JOB:
Find the string "this" in the records. Copy every line it appears in.

--------------------------------------------------

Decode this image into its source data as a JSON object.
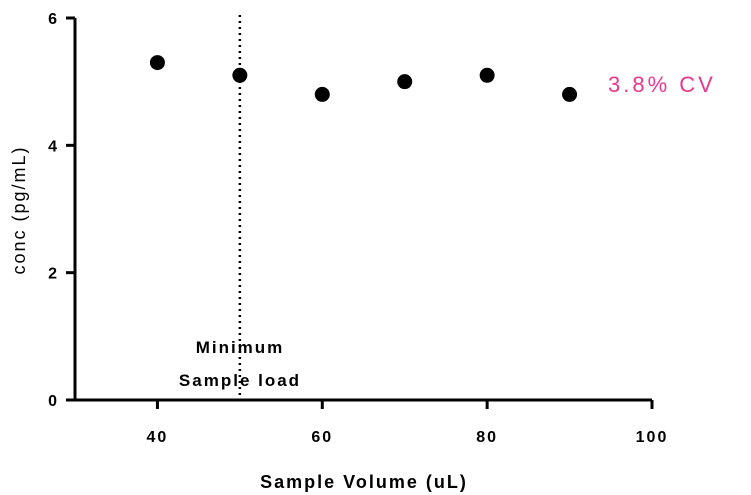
{
  "chart_data": {
    "type": "scatter",
    "xlabel": "Sample Volume (uL)",
    "ylabel": "conc (pg/mL)",
    "xlim": [
      30,
      100
    ],
    "ylim": [
      0,
      6
    ],
    "x_ticks": [
      40,
      60,
      80,
      100
    ],
    "y_ticks": [
      0,
      2,
      4,
      6
    ],
    "x_tick_labels": [
      "40",
      "60",
      "80",
      "100"
    ],
    "y_tick_labels": [
      "0",
      "2",
      "4",
      "6"
    ],
    "series": [
      {
        "x": [
          40,
          50,
          60,
          70,
          80,
          90
        ],
        "y": [
          5.3,
          5.1,
          4.8,
          5.0,
          5.1,
          4.8
        ],
        "color": "#000000"
      }
    ],
    "reference_line": {
      "x": 50,
      "style": "dotted",
      "color": "#000000"
    },
    "annotations": {
      "min_load_line1": "Minimum",
      "min_load_line2": "Sample load",
      "cv_label": "3.8% CV",
      "cv_color": "#e8378f"
    },
    "grid": false
  }
}
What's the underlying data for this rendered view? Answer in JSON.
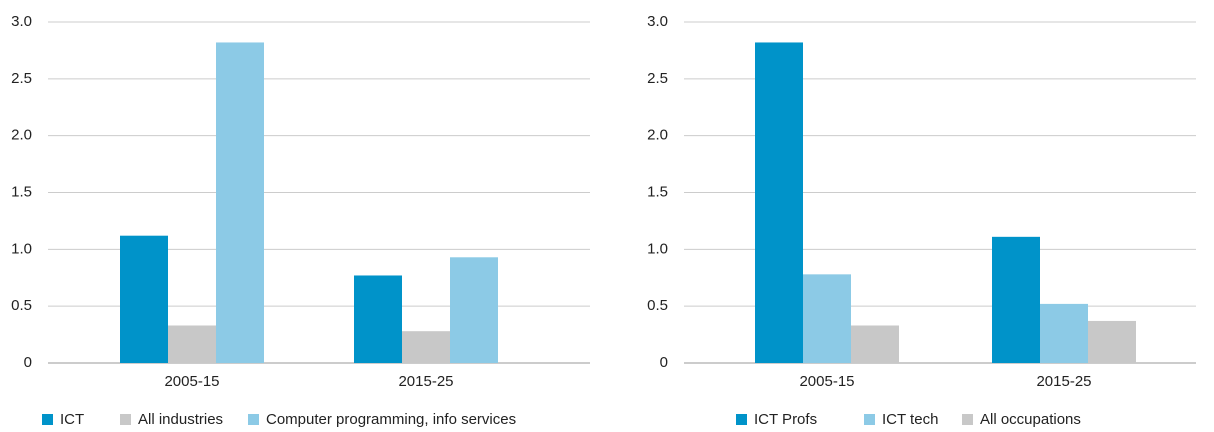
{
  "chart_data": [
    {
      "type": "bar",
      "categories": [
        "2005-15",
        "2015-25"
      ],
      "series": [
        {
          "name": "ICT",
          "color": "#0093c9",
          "values": [
            1.12,
            0.77
          ]
        },
        {
          "name": "All industries",
          "color": "#c8c8c8",
          "values": [
            0.33,
            0.28
          ]
        },
        {
          "name": "Computer programming, info services",
          "color": "#8ccae6",
          "values": [
            2.82,
            0.93
          ]
        }
      ],
      "ylim": [
        0,
        3
      ],
      "yticks": [
        0,
        0.5,
        {
          "value": 1,
          "label": "1.0"
        },
        1.5,
        {
          "value": 2,
          "label": "2.0"
        },
        2.5,
        {
          "value": 3,
          "label": "3.0"
        }
      ],
      "grid": true,
      "legend": "bottom"
    },
    {
      "type": "bar",
      "categories": [
        "2005-15",
        "2015-25"
      ],
      "series": [
        {
          "name": "ICT Profs",
          "color": "#0093c9",
          "values": [
            2.82,
            1.11
          ]
        },
        {
          "name": "ICT tech",
          "color": "#8ccae6",
          "values": [
            0.78,
            0.52
          ]
        },
        {
          "name": "All occupations",
          "color": "#c8c8c8",
          "values": [
            0.33,
            0.37
          ]
        }
      ],
      "ylim": [
        0,
        3
      ],
      "yticks": [
        0,
        0.5,
        {
          "value": 1,
          "label": "1.0"
        },
        1.5,
        {
          "value": 2,
          "label": "2.0"
        },
        2.5,
        {
          "value": 3,
          "label": "3.0"
        }
      ],
      "grid": true,
      "legend": "bottom"
    }
  ]
}
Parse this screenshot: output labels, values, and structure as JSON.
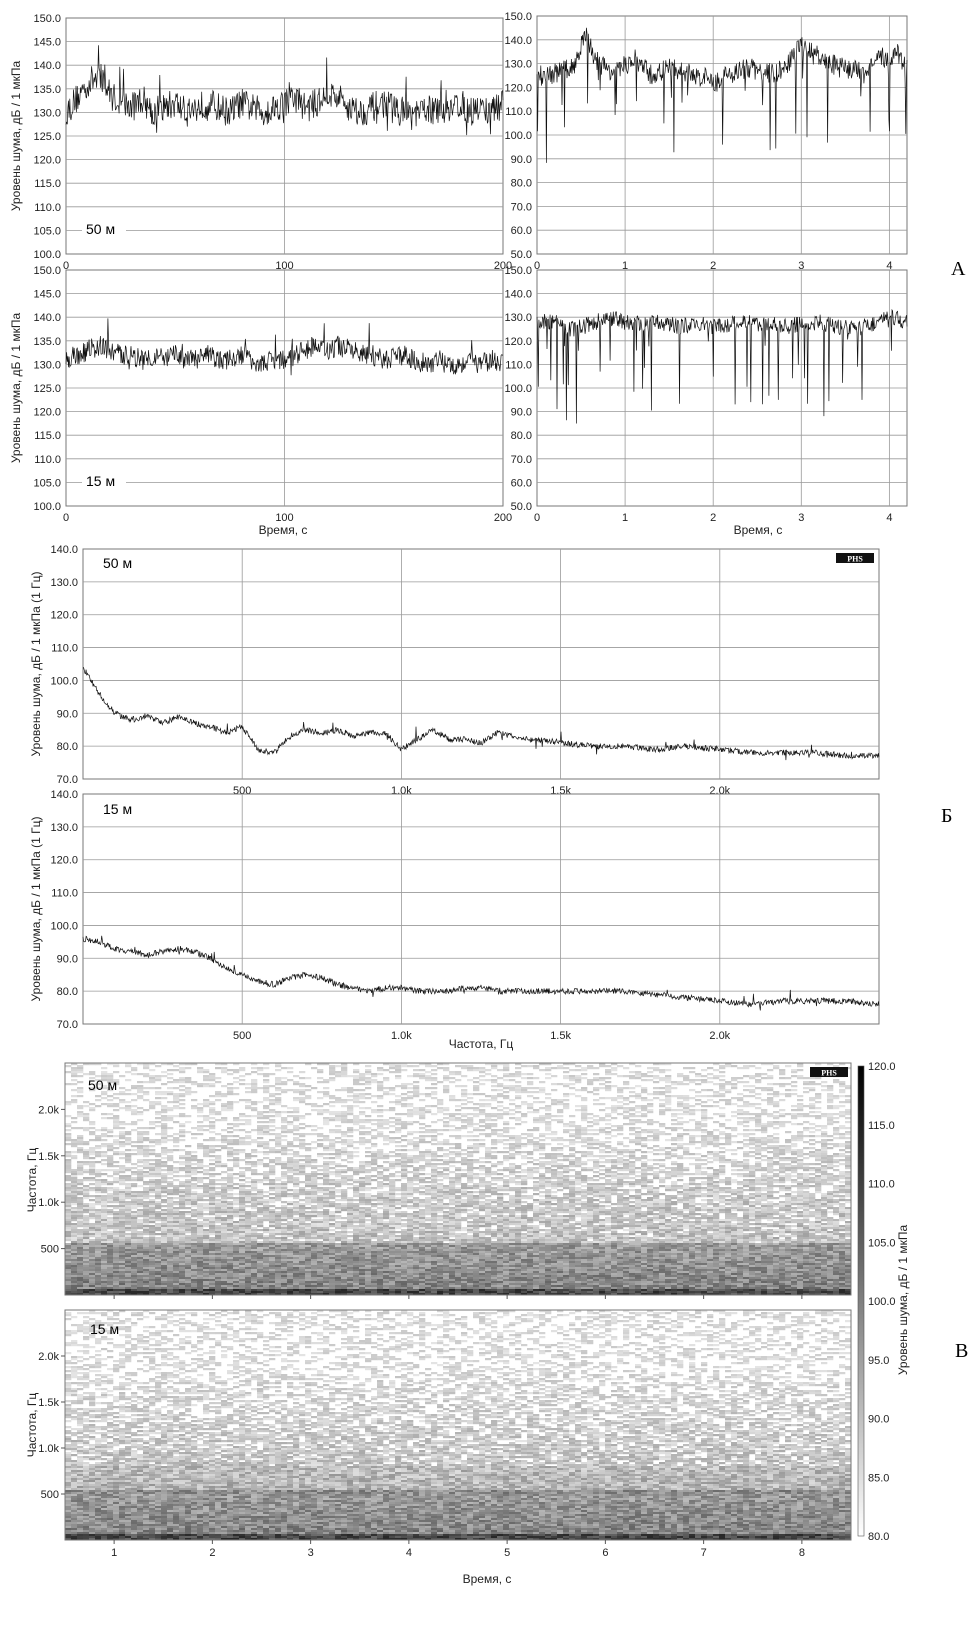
{
  "panel_labels": [
    "А",
    "Б",
    "В"
  ],
  "badge": "PHS",
  "chart_data": [
    {
      "type": "line",
      "id": "A-50-long",
      "annotation": "50 м",
      "xlabel": "",
      "ylabel": "Уровень шума, дБ / 1 мкПа",
      "xlim": [
        0,
        200
      ],
      "ylim": [
        100,
        150
      ],
      "x_ticks": [
        0,
        100,
        200
      ],
      "y_ticks": [
        "100.0",
        "105.0",
        "110.0",
        "115.0",
        "120.0",
        "125.0",
        "130.0",
        "135.0",
        "140.0",
        "145.0",
        "150.0"
      ],
      "grid": true,
      "series": [
        {
          "x": [
            0,
            5,
            10,
            15,
            20,
            25,
            30,
            35,
            40,
            45,
            50,
            55,
            60,
            65,
            70,
            75,
            80,
            85,
            90,
            95,
            100,
            105,
            110,
            115,
            120,
            125,
            130,
            135,
            140,
            145,
            150,
            155,
            160,
            165,
            170,
            175,
            180,
            185,
            190,
            195,
            200
          ],
          "y": [
            130,
            133,
            136,
            138,
            134,
            132,
            131,
            133,
            130,
            131,
            132,
            130,
            131,
            132,
            131,
            130,
            132,
            131,
            130,
            131,
            132,
            133,
            131,
            132,
            134,
            133,
            131,
            130,
            131,
            132,
            131,
            130,
            129,
            131,
            130,
            131,
            132,
            130,
            131,
            130,
            132
          ]
        }
      ]
    },
    {
      "type": "line",
      "id": "A-50-short",
      "annotation": "",
      "xlabel": "",
      "ylabel": "",
      "xlim": [
        0,
        4.2
      ],
      "ylim": [
        50,
        150
      ],
      "x_ticks": [
        0,
        1,
        2,
        3,
        4
      ],
      "y_ticks": [
        "50.0",
        "60.0",
        "70.0",
        "80.0",
        "90.0",
        "100.0",
        "110.0",
        "120.0",
        "130.0",
        "140.0",
        "150.0"
      ],
      "grid": true,
      "series": [
        {
          "x": [
            0,
            0.2,
            0.4,
            0.55,
            0.7,
            0.9,
            1.1,
            1.3,
            1.5,
            1.7,
            1.9,
            2.0,
            2.2,
            2.4,
            2.6,
            2.8,
            3.0,
            3.1,
            3.3,
            3.5,
            3.7,
            3.9,
            4.1,
            4.2
          ],
          "y": [
            125,
            126,
            128,
            142,
            130,
            126,
            132,
            125,
            128,
            126,
            124,
            122,
            126,
            128,
            126,
            127,
            138,
            135,
            130,
            128,
            126,
            132,
            134,
            128
          ]
        }
      ]
    },
    {
      "type": "line",
      "id": "A-15-long",
      "annotation": "15 м",
      "xlabel": "Время, с",
      "ylabel": "Уровень шума, дБ / 1 мкПа",
      "xlim": [
        0,
        200
      ],
      "ylim": [
        100,
        150
      ],
      "x_ticks": [
        0,
        100,
        200
      ],
      "y_ticks": [
        "100.0",
        "105.0",
        "110.0",
        "115.0",
        "120.0",
        "125.0",
        "130.0",
        "135.0",
        "140.0",
        "145.0",
        "150.0"
      ],
      "grid": true,
      "series": [
        {
          "x": [
            0,
            5,
            10,
            15,
            20,
            25,
            30,
            35,
            40,
            45,
            50,
            55,
            60,
            65,
            70,
            75,
            80,
            85,
            90,
            95,
            100,
            105,
            110,
            115,
            120,
            125,
            130,
            135,
            140,
            145,
            150,
            155,
            160,
            165,
            170,
            175,
            180,
            185,
            190,
            195,
            200
          ],
          "y": [
            131,
            132,
            133,
            134,
            133,
            132,
            132,
            131,
            132,
            131,
            132,
            131,
            131,
            132,
            131,
            131,
            132,
            131,
            130,
            131,
            131,
            132,
            133,
            134,
            133,
            134,
            133,
            132,
            132,
            131,
            131,
            132,
            131,
            130,
            131,
            130,
            130,
            131,
            130,
            131,
            130
          ]
        }
      ]
    },
    {
      "type": "line",
      "id": "A-15-short",
      "annotation": "",
      "xlabel": "Время, с",
      "ylabel": "",
      "xlim": [
        0,
        4.2
      ],
      "ylim": [
        50,
        150
      ],
      "x_ticks": [
        0,
        1,
        2,
        3,
        4
      ],
      "y_ticks": [
        "50.0",
        "60.0",
        "70.0",
        "80.0",
        "90.0",
        "100.0",
        "110.0",
        "120.0",
        "130.0",
        "140.0",
        "150.0"
      ],
      "grid": true,
      "series": [
        {
          "x": [
            0,
            0.2,
            0.4,
            0.6,
            0.8,
            1.0,
            1.2,
            1.4,
            1.6,
            1.8,
            2.0,
            2.2,
            2.4,
            2.6,
            2.8,
            3.0,
            3.2,
            3.4,
            3.6,
            3.8,
            4.0,
            4.2
          ],
          "y": [
            128,
            128,
            125,
            127,
            130,
            128,
            127,
            128,
            126,
            127,
            126,
            127,
            128,
            127,
            126,
            127,
            128,
            126,
            125,
            127,
            130,
            128
          ]
        }
      ]
    },
    {
      "type": "line",
      "id": "B-50",
      "annotation": "50 м",
      "xlabel": "",
      "ylabel": "Уровень шума, дБ / 1 мкПа (1 Гц)",
      "xlim": [
        0,
        2500
      ],
      "ylim": [
        70,
        140
      ],
      "x_ticks": [
        500,
        1000,
        1500,
        2000
      ],
      "x_tick_labels": [
        "500",
        "1.0k",
        "1.5k",
        "2.0k"
      ],
      "y_ticks": [
        "70.0",
        "80.0",
        "90.0",
        "100.0",
        "110.0",
        "120.0",
        "130.0",
        "140.0"
      ],
      "grid": true,
      "series": [
        {
          "x": [
            0,
            50,
            100,
            150,
            200,
            250,
            300,
            350,
            400,
            450,
            500,
            550,
            600,
            650,
            700,
            750,
            800,
            850,
            900,
            950,
            1000,
            1050,
            1100,
            1150,
            1200,
            1250,
            1300,
            1350,
            1400,
            1450,
            1500,
            1600,
            1700,
            1800,
            1900,
            2000,
            2100,
            2200,
            2300,
            2400,
            2500
          ],
          "y": [
            104,
            96,
            90,
            88,
            89,
            87,
            89,
            87,
            86,
            84,
            86,
            79,
            78,
            83,
            85,
            84,
            85,
            83,
            84,
            84,
            79,
            82,
            85,
            82,
            82,
            81,
            84,
            83,
            82,
            82,
            81,
            80,
            80,
            79,
            80,
            79,
            78,
            78,
            78,
            77,
            77
          ]
        }
      ]
    },
    {
      "type": "line",
      "id": "B-15",
      "annotation": "15 м",
      "xlabel": "Частота, Гц",
      "ylabel": "Уровень шума, дБ / 1 мкПа (1 Гц)",
      "xlim": [
        0,
        2500
      ],
      "ylim": [
        70,
        140
      ],
      "x_ticks": [
        500,
        1000,
        1500,
        2000
      ],
      "x_tick_labels": [
        "500",
        "1.0k",
        "1.5k",
        "2.0k"
      ],
      "y_ticks": [
        "70.0",
        "80.0",
        "90.0",
        "100.0",
        "110.0",
        "120.0",
        "130.0",
        "140.0"
      ],
      "grid": true,
      "series": [
        {
          "x": [
            0,
            50,
            100,
            150,
            200,
            250,
            300,
            350,
            400,
            450,
            500,
            550,
            600,
            650,
            700,
            750,
            800,
            850,
            900,
            950,
            1000,
            1050,
            1100,
            1150,
            1200,
            1250,
            1300,
            1350,
            1400,
            1450,
            1500,
            1600,
            1700,
            1800,
            1900,
            2000,
            2100,
            2200,
            2300,
            2400,
            2500
          ],
          "y": [
            96,
            95,
            93,
            92,
            91,
            92,
            93,
            92,
            90,
            87,
            85,
            83,
            82,
            84,
            85,
            84,
            82,
            81,
            80,
            81,
            81,
            80,
            80,
            80,
            81,
            81,
            80,
            80,
            80,
            80,
            80,
            80,
            80,
            79,
            78,
            77,
            76,
            77,
            77,
            77,
            76
          ]
        }
      ]
    },
    {
      "type": "heatmap",
      "id": "C-50",
      "annotation": "50 м",
      "xlabel": "",
      "ylabel": "Частота, Гц",
      "xlim": [
        0.5,
        8.5
      ],
      "ylim": [
        0,
        2500
      ],
      "y_ticks": [
        500,
        1000,
        1500,
        2000
      ],
      "y_tick_labels": [
        "500",
        "1.0k",
        "1.5k",
        "2.0k"
      ],
      "x_ticks": [
        1,
        2,
        3,
        4,
        5,
        6,
        7,
        8
      ]
    },
    {
      "type": "heatmap",
      "id": "C-15",
      "annotation": "15 м",
      "xlabel": "Время, с",
      "ylabel": "Частота, Гц",
      "xlim": [
        0.5,
        8.5
      ],
      "ylim": [
        0,
        2500
      ],
      "y_ticks": [
        500,
        1000,
        1500,
        2000
      ],
      "y_tick_labels": [
        "500",
        "1.0k",
        "1.5k",
        "2.0k"
      ],
      "x_ticks": [
        1,
        2,
        3,
        4,
        5,
        6,
        7,
        8
      ]
    },
    {
      "type": "colorbar",
      "id": "C-colorbar",
      "label": "Уровень шума, дБ / 1 мкПа",
      "range": [
        80,
        120
      ],
      "ticks": [
        "80.0",
        "85.0",
        "90.0",
        "95.0",
        "100.0",
        "105.0",
        "110.0",
        "115.0",
        "120.0"
      ]
    }
  ]
}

--------------------------------------------------

THE REPLY:
Decode this image into its source data as a JSON object.
What's the underlying data for this rendered view? Answer in JSON.
Parse this screenshot: output labels, values, and structure as JSON.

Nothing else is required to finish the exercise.